> Supplied material:
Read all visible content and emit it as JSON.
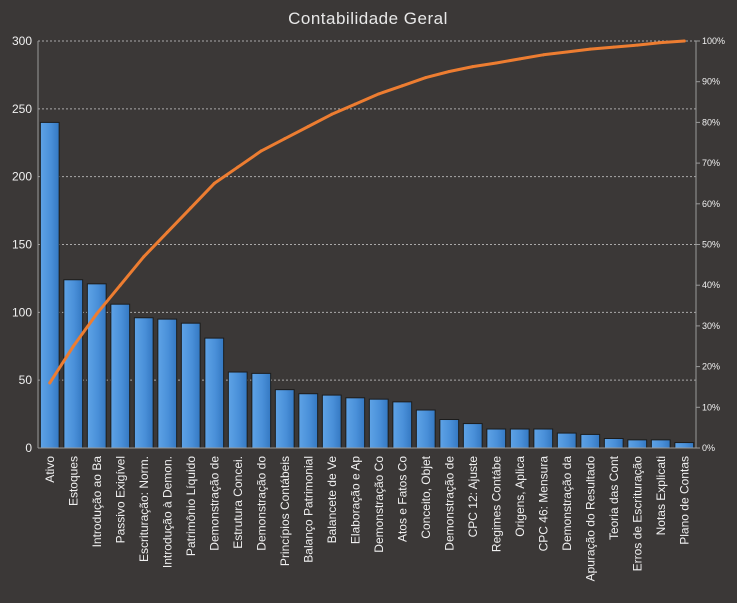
{
  "chart_data": {
    "type": "bar",
    "title": "Contabilidade  Geral",
    "categories": [
      "Ativo",
      "Estoques",
      "Introdução ao Ba",
      "Passivo Exigível",
      "Escrituração: Norm.",
      "Introdução à Demon.",
      "Patrimônio Líquido",
      "Demonstração de",
      "Estrutura Concei.",
      "Demonstração do",
      "Princípios Contábeis",
      "Balanço Patrimonial",
      "Balancete de Ve",
      "Elaboração e Ap",
      "Demonstração Co",
      "Atos e Fatos Co",
      "Conceito, Objet",
      "Demonstração de",
      "CPC 12: Ajuste",
      "Regimes Contábe",
      "Origens, Aplica",
      "CPC 46: Mensura",
      "Demonstração da",
      "Apuração do Resultado",
      "Teoria das Cont",
      "Erros de Escrituração",
      "Notas Explicati",
      "Plano de Contas"
    ],
    "series": [
      {
        "type": "bar",
        "axis": "left",
        "color": "#4a90d9",
        "values": [
          240,
          124,
          121,
          106,
          96,
          95,
          92,
          81,
          56,
          55,
          43,
          40,
          39,
          37,
          36,
          34,
          28,
          21,
          18,
          14,
          14,
          14,
          11,
          10,
          7,
          6,
          6,
          4
        ]
      },
      {
        "type": "line",
        "axis": "right",
        "color": "#ed7d31",
        "values": [
          16,
          25,
          33,
          40,
          47,
          53,
          59,
          65,
          69,
          73,
          76,
          79,
          82,
          84.5,
          87,
          89,
          91,
          92.5,
          93.7,
          94.6,
          95.6,
          96.6,
          97.3,
          98,
          98.5,
          99,
          99.6,
          100
        ]
      }
    ],
    "y_left": {
      "min": 0,
      "max": 300,
      "ticks": [
        0,
        50,
        100,
        150,
        200,
        250,
        300
      ]
    },
    "y_right": {
      "min": 0,
      "max": 100,
      "ticks": [
        "0%",
        "10%",
        "20%",
        "30%",
        "40%",
        "50%",
        "60%",
        "70%",
        "80%",
        "90%",
        "100%"
      ]
    },
    "grid": true,
    "legend": "none"
  }
}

> Exercise requirements: From the data above, write out everything exactly except the pictures.

> The output:
Read all visible content and emit it as JSON.
{
  "chart_data": {
    "type": "bar",
    "title": "Contabilidade  Geral",
    "categories": [
      "Ativo",
      "Estoques",
      "Introdução ao Ba",
      "Passivo Exigível",
      "Escrituração: Norm.",
      "Introdução à Demon.",
      "Patrimônio Líquido",
      "Demonstração de",
      "Estrutura Concei.",
      "Demonstração do",
      "Princípios Contábeis",
      "Balanço Patrimonial",
      "Balancete de Ve",
      "Elaboração e Ap",
      "Demonstração Co",
      "Atos e Fatos Co",
      "Conceito, Objet",
      "Demonstração de",
      "CPC 12: Ajuste",
      "Regimes Contábe",
      "Origens, Aplica",
      "CPC 46: Mensura",
      "Demonstração da",
      "Apuração do Resultado",
      "Teoria das Cont",
      "Erros de Escrituração",
      "Notas Explicati",
      "Plano de Contas"
    ],
    "series": [
      {
        "type": "bar",
        "axis": "left",
        "color": "#4a90d9",
        "values": [
          240,
          124,
          121,
          106,
          96,
          95,
          92,
          81,
          56,
          55,
          43,
          40,
          39,
          37,
          36,
          34,
          28,
          21,
          18,
          14,
          14,
          14,
          11,
          10,
          7,
          6,
          6,
          4
        ]
      },
      {
        "type": "line",
        "axis": "right",
        "color": "#ed7d31",
        "values": [
          16,
          25,
          33,
          40,
          47,
          53,
          59,
          65,
          69,
          73,
          76,
          79,
          82,
          84.5,
          87,
          89,
          91,
          92.5,
          93.7,
          94.6,
          95.6,
          96.6,
          97.3,
          98,
          98.5,
          99,
          99.6,
          100
        ]
      }
    ],
    "y_left": {
      "min": 0,
      "max": 300,
      "ticks": [
        0,
        50,
        100,
        150,
        200,
        250,
        300
      ]
    },
    "y_right": {
      "min": 0,
      "max": 100,
      "ticks": [
        "0%",
        "10%",
        "20%",
        "30%",
        "40%",
        "50%",
        "60%",
        "70%",
        "80%",
        "90%",
        "100%"
      ]
    },
    "grid": true,
    "legend": "none"
  }
}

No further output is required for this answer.